Task inputs —

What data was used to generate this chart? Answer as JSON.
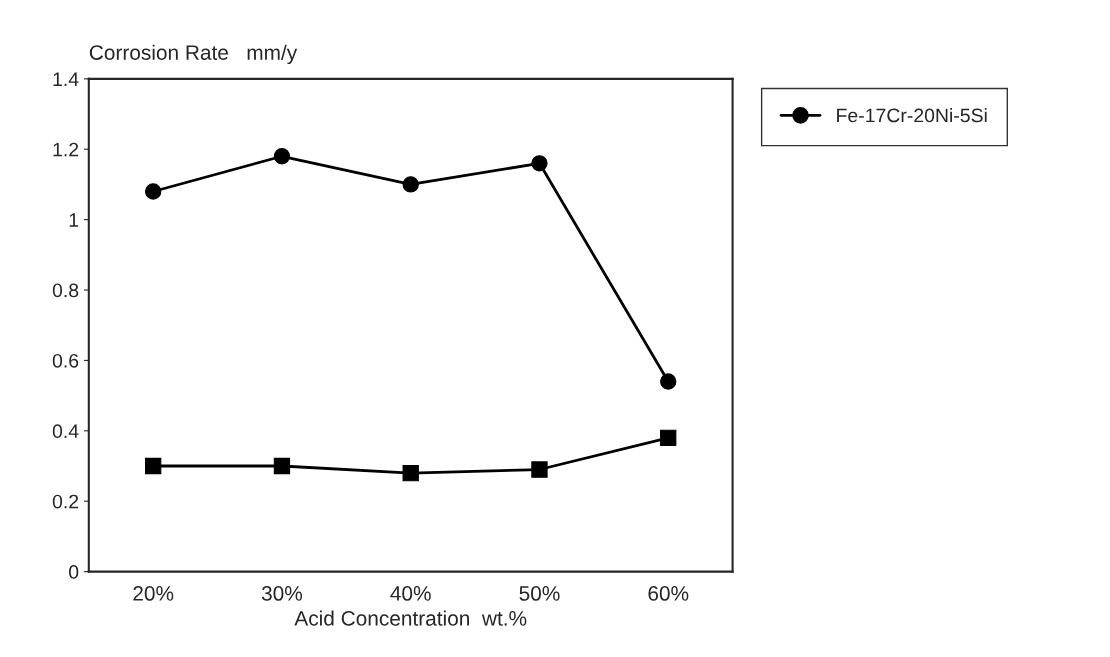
{
  "chart_data": {
    "type": "line",
    "ylabel": "Corrosion Rate   mm/y",
    "xlabel": "Acid Concentration  wt.%",
    "categories": [
      "20%",
      "30%",
      "40%",
      "50%",
      "60%"
    ],
    "series": [
      {
        "color": "#000000",
        "marker": "square",
        "values": [
          0.3,
          0.3,
          0.28,
          0.29,
          0.38
        ]
      },
      {
        "name": "Fe-17Cr-20Ni-5Si",
        "color": "#000000",
        "marker": "circle",
        "values": [
          1.08,
          1.18,
          1.1,
          1.16,
          0.54
        ]
      }
    ],
    "ylim": [
      0,
      1.4
    ],
    "yticks": [
      0,
      0.2,
      0.4,
      0.6,
      0.8,
      1,
      1.2,
      1.4
    ],
    "grid": false,
    "legend": "top right",
    "line_style": "solid"
  }
}
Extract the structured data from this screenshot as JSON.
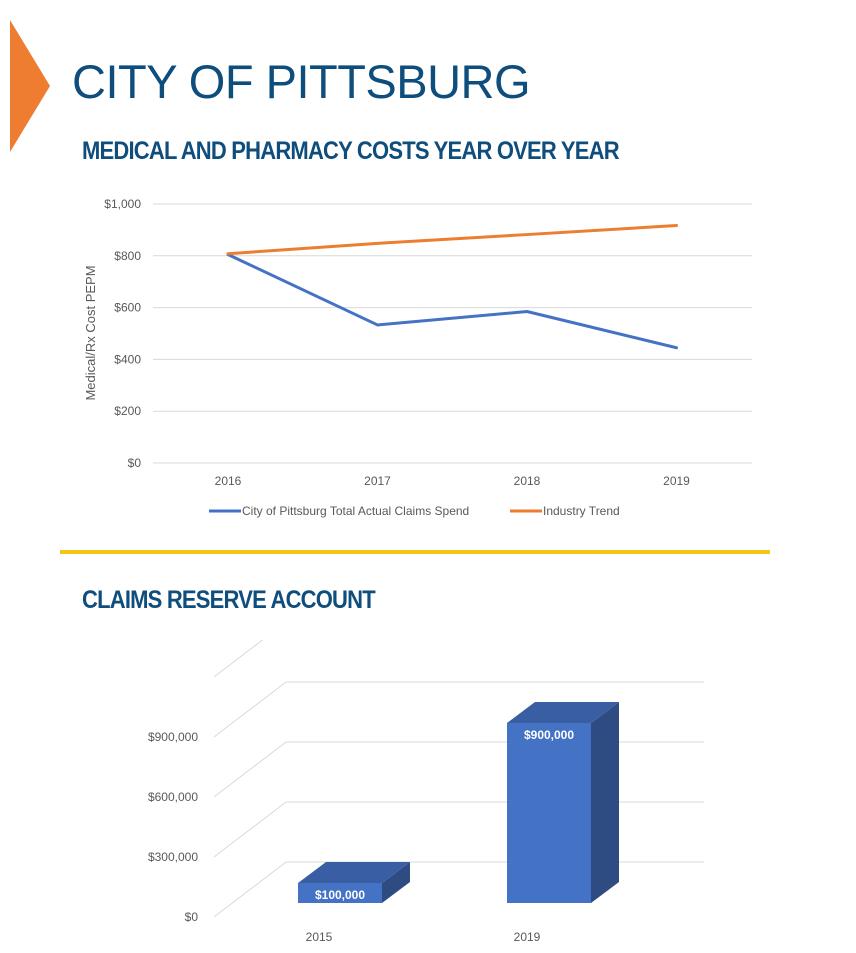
{
  "header": {
    "title": "CITY OF PITTSBURG",
    "accent_color": "#ee7d31",
    "title_color": "#0e4d7c",
    "divider_color": "#f5c518"
  },
  "sections": {
    "line_heading": "MEDICAL AND PHARMACY COSTS YEAR OVER YEAR",
    "bar_heading": "CLAIMS RESERVE ACCOUNT"
  },
  "chart_data": [
    {
      "type": "line",
      "x": [
        "2016",
        "2017",
        "2018",
        "2019"
      ],
      "series": [
        {
          "name": "City of Pittsburg Total Actual Claims Spend",
          "color": "#4472c4",
          "values": [
            805,
            533,
            585,
            445
          ]
        },
        {
          "name": "Industry Trend",
          "color": "#ed7d31",
          "values": [
            808,
            848,
            882,
            917
          ]
        }
      ],
      "ylabel": "Medical/Rx Cost PEPM",
      "xlabel": "",
      "ylim": [
        0,
        1000
      ],
      "yticks": [
        0,
        200,
        400,
        600,
        800,
        1000
      ],
      "ytick_labels": [
        "$0",
        "$200",
        "$400",
        "$600",
        "$800",
        "$1,000"
      ],
      "grid": true,
      "legend": "bottom"
    },
    {
      "type": "bar",
      "style": "3d-column",
      "categories": [
        "2015",
        "2019"
      ],
      "values": [
        100000,
        900000
      ],
      "data_labels": [
        "$100,000",
        "$900,000"
      ],
      "color": "#4472c4",
      "ylim": [
        0,
        1200000
      ],
      "yticks": [
        0,
        300000,
        600000,
        900000
      ],
      "ytick_labels": [
        "$0",
        "$300,000",
        "$600,000",
        "$900,000"
      ],
      "grid": true
    }
  ]
}
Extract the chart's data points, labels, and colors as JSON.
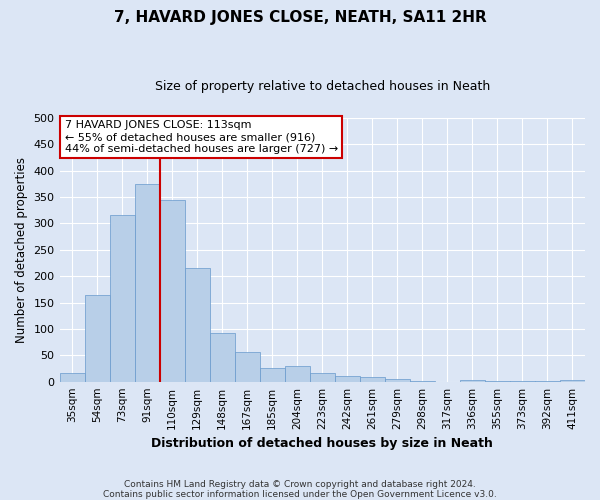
{
  "title": "7, HAVARD JONES CLOSE, NEATH, SA11 2HR",
  "subtitle": "Size of property relative to detached houses in Neath",
  "xlabel": "Distribution of detached houses by size in Neath",
  "ylabel": "Number of detached properties",
  "bar_color": "#b8cfe8",
  "bar_edge_color": "#6699cc",
  "bg_color": "#dce6f5",
  "grid_color": "#ffffff",
  "categories": [
    "35sqm",
    "54sqm",
    "73sqm",
    "91sqm",
    "110sqm",
    "129sqm",
    "148sqm",
    "167sqm",
    "185sqm",
    "204sqm",
    "223sqm",
    "242sqm",
    "261sqm",
    "279sqm",
    "298sqm",
    "317sqm",
    "336sqm",
    "355sqm",
    "373sqm",
    "392sqm",
    "411sqm"
  ],
  "values": [
    16,
    165,
    315,
    375,
    345,
    215,
    93,
    56,
    25,
    29,
    16,
    11,
    8,
    5,
    2,
    0,
    3,
    1,
    1,
    1,
    3
  ],
  "vline_color": "#cc0000",
  "annotation_text": "7 HAVARD JONES CLOSE: 113sqm\n← 55% of detached houses are smaller (916)\n44% of semi-detached houses are larger (727) →",
  "annotation_box_color": "#ffffff",
  "annotation_box_edge": "#cc0000",
  "ylim": [
    0,
    500
  ],
  "yticks": [
    0,
    50,
    100,
    150,
    200,
    250,
    300,
    350,
    400,
    450,
    500
  ],
  "footer_line1": "Contains HM Land Registry data © Crown copyright and database right 2024.",
  "footer_line2": "Contains public sector information licensed under the Open Government Licence v3.0."
}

The problem —
Extract from the material all lines containing the string "HAVARD".

Task result —
  "title": "7, HAVARD JONES CLOSE, NEATH, SA11 2HR",
  "annotation_text": "7 HAVARD JONES CLOSE: 113sqm\n← 55% of detached houses are smaller (916)\n44% of semi-detached houses are larger (727) →",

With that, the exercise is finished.